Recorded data
•••

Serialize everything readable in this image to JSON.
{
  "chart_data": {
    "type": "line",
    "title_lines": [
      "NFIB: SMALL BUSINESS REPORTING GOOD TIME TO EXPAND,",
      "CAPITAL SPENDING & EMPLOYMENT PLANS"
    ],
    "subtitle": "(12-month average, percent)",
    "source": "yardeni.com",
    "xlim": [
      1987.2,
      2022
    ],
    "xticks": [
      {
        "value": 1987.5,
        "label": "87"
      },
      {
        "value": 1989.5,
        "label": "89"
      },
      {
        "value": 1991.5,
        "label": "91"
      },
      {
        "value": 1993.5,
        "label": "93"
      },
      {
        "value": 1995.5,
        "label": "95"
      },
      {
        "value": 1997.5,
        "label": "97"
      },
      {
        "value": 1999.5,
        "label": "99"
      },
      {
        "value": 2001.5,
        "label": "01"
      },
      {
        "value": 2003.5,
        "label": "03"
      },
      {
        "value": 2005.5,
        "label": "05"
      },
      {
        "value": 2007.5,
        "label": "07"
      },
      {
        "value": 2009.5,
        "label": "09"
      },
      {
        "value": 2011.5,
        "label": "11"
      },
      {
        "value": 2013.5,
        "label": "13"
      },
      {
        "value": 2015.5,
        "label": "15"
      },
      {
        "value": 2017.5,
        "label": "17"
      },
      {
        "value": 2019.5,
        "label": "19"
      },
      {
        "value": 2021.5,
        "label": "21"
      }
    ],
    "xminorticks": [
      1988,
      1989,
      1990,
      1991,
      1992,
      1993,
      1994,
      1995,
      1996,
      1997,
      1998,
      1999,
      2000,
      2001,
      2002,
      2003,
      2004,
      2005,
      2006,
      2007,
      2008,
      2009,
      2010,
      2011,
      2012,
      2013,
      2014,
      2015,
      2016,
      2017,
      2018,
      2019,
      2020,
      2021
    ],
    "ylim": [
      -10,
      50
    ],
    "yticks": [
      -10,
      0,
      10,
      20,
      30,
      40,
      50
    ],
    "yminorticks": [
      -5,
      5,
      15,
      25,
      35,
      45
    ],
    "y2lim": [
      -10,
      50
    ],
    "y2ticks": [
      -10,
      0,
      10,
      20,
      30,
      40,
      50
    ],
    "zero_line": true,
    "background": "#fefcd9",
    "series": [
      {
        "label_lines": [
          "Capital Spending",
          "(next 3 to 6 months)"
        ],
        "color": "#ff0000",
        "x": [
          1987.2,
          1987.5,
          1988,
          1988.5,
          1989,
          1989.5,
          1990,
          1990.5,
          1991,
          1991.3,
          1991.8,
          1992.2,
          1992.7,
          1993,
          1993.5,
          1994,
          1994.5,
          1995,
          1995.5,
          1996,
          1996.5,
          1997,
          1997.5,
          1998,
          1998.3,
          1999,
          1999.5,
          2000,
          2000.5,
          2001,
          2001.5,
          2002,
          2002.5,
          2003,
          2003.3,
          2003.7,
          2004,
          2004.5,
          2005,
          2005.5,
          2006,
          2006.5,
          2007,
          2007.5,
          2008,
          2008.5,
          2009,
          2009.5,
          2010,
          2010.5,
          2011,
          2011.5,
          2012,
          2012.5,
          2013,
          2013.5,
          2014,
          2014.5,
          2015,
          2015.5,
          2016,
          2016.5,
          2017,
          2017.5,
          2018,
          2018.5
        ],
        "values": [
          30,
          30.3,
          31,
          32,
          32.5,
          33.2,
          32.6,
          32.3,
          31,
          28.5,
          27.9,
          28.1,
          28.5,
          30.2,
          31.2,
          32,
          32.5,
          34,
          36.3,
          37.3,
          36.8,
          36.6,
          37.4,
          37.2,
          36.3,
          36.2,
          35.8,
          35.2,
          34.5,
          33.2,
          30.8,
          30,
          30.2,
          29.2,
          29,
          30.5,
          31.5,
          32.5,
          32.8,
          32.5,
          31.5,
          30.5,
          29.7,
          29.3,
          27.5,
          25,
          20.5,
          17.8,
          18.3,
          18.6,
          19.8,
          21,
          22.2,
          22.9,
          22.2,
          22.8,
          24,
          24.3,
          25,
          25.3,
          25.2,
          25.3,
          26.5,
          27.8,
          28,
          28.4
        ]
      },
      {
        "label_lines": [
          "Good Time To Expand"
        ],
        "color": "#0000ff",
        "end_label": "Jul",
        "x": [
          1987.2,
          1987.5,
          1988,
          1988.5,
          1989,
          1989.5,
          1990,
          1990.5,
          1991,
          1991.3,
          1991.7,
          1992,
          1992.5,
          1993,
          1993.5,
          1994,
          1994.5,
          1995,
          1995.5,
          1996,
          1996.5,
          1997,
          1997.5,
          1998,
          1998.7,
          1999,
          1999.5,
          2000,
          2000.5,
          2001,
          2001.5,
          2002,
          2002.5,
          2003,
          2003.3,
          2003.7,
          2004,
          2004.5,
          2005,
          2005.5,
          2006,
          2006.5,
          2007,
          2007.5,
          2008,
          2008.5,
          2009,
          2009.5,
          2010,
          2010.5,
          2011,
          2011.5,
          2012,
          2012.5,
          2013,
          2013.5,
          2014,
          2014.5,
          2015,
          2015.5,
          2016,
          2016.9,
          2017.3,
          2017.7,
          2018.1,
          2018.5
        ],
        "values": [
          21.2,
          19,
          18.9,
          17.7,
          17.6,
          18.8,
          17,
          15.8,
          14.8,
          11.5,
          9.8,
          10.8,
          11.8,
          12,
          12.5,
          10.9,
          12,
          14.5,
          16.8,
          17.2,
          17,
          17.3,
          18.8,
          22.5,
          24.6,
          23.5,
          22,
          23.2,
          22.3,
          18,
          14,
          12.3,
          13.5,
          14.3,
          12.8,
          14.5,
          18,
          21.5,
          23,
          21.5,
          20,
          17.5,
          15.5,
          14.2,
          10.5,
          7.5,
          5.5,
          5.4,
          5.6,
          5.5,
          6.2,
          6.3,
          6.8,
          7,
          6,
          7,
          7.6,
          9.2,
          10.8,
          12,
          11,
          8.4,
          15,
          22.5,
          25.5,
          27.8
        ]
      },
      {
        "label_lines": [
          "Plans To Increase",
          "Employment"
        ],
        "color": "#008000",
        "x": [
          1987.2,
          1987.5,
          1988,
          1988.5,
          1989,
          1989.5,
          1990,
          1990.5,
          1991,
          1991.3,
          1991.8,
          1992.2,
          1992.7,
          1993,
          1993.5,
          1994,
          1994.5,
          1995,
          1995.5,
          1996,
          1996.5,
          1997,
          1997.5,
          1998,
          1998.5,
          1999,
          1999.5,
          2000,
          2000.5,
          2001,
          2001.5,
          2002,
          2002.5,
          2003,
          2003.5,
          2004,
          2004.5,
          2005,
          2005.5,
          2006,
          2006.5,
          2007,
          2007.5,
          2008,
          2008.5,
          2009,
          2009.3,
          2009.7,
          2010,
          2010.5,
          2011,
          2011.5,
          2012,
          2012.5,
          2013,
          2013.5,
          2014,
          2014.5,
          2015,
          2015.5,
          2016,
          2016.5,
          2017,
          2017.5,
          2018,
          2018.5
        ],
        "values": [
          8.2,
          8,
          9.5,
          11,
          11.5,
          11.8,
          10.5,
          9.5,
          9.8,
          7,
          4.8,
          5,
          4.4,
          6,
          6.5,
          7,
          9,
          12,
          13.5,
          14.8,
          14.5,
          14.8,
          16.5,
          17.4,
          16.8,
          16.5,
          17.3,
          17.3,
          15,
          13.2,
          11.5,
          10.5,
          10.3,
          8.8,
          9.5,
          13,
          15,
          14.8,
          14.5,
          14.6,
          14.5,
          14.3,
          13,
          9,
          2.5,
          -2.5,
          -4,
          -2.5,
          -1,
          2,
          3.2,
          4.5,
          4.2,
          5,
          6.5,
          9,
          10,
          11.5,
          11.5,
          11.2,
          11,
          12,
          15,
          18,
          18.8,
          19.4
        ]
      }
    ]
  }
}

•••

> [What to do] List all lines from the entries that include the word "color".

> [Answer]
        "color": "#ff0000",
        "color": "#0000ff",
        "color": "#008000",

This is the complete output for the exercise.